TASK REQUIREMENTS: In the following material, identify every line holding the string "riesgo" and return it.
[begin INPUT FOR THIS TASK]
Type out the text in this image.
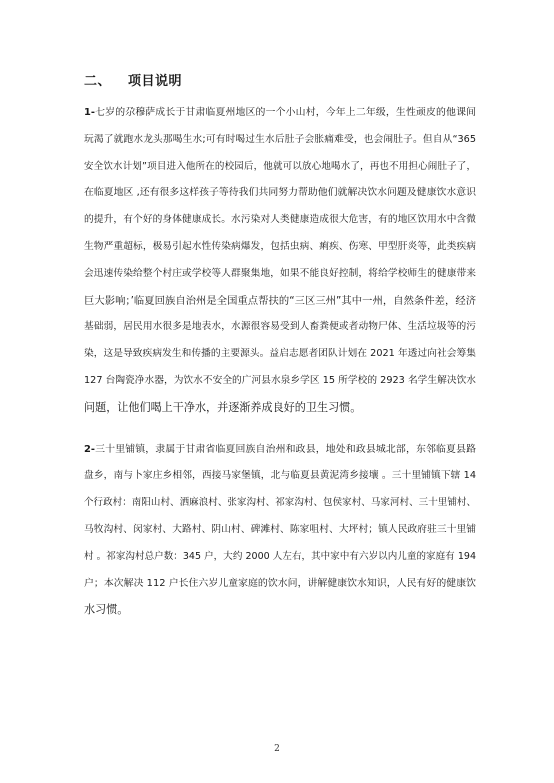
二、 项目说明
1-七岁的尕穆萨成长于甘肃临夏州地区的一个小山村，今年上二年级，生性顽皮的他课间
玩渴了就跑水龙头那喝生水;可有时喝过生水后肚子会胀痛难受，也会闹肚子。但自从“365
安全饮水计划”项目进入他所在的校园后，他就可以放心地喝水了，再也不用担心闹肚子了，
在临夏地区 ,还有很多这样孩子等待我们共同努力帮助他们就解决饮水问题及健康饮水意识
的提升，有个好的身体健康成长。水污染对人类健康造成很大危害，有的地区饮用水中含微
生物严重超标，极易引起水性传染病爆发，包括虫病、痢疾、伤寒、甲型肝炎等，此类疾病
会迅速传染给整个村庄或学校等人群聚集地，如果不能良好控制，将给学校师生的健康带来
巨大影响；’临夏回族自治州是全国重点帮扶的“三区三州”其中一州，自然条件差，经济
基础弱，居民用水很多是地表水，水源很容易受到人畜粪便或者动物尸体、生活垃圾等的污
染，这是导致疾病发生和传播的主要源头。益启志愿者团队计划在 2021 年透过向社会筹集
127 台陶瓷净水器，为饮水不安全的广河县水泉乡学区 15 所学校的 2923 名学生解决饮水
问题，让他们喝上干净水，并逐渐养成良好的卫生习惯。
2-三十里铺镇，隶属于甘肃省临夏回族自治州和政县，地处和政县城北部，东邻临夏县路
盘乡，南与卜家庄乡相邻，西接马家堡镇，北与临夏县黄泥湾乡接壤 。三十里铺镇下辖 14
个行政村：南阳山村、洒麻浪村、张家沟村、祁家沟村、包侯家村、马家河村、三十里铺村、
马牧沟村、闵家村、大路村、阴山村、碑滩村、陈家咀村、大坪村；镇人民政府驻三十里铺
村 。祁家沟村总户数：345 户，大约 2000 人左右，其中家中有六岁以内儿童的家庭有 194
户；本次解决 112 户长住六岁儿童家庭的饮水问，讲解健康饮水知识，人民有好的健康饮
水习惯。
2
[end INPUT FOR THIS TASK]
[begin INPUT FOR THIS TASK]
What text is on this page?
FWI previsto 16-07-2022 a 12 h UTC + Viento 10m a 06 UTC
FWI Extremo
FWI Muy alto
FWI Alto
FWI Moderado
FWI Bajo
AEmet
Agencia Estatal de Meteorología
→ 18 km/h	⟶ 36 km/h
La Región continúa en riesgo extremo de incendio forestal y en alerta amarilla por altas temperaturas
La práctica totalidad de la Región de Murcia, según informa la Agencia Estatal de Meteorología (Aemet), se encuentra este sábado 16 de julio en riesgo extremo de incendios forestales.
[end INPUT FOR THIS TASK]
[begin INPUT FOR THIS TASK]
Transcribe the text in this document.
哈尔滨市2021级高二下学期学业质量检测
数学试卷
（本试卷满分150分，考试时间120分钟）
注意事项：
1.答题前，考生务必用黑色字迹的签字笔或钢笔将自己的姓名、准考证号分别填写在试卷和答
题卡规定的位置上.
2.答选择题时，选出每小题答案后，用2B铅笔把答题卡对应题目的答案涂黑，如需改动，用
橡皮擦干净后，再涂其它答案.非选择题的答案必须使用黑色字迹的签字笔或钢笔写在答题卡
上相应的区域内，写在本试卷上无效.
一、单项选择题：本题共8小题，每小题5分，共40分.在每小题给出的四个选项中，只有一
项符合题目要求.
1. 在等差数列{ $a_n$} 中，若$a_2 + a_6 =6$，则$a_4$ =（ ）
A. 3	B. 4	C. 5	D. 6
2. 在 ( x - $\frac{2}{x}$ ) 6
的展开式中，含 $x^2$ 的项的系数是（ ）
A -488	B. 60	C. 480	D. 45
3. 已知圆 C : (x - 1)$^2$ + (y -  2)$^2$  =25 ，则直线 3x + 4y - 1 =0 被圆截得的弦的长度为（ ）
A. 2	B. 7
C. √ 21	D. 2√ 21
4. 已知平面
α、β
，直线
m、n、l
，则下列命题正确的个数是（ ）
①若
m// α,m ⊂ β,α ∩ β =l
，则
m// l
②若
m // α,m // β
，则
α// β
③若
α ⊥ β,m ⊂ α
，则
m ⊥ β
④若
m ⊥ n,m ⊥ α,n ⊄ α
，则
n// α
[end INPUT FOR THIS TASK]
THE SOLUTION:
La Región continúa en riesgo extremo de incendio forestal y en alerta amarilla por altas temperaturas
La práctica totalidad de la Región de Murcia, según informa la Agencia Estatal de Meteorología (Aemet), se encuentra este sábado 16 de julio en riesgo extremo de incendios forestales.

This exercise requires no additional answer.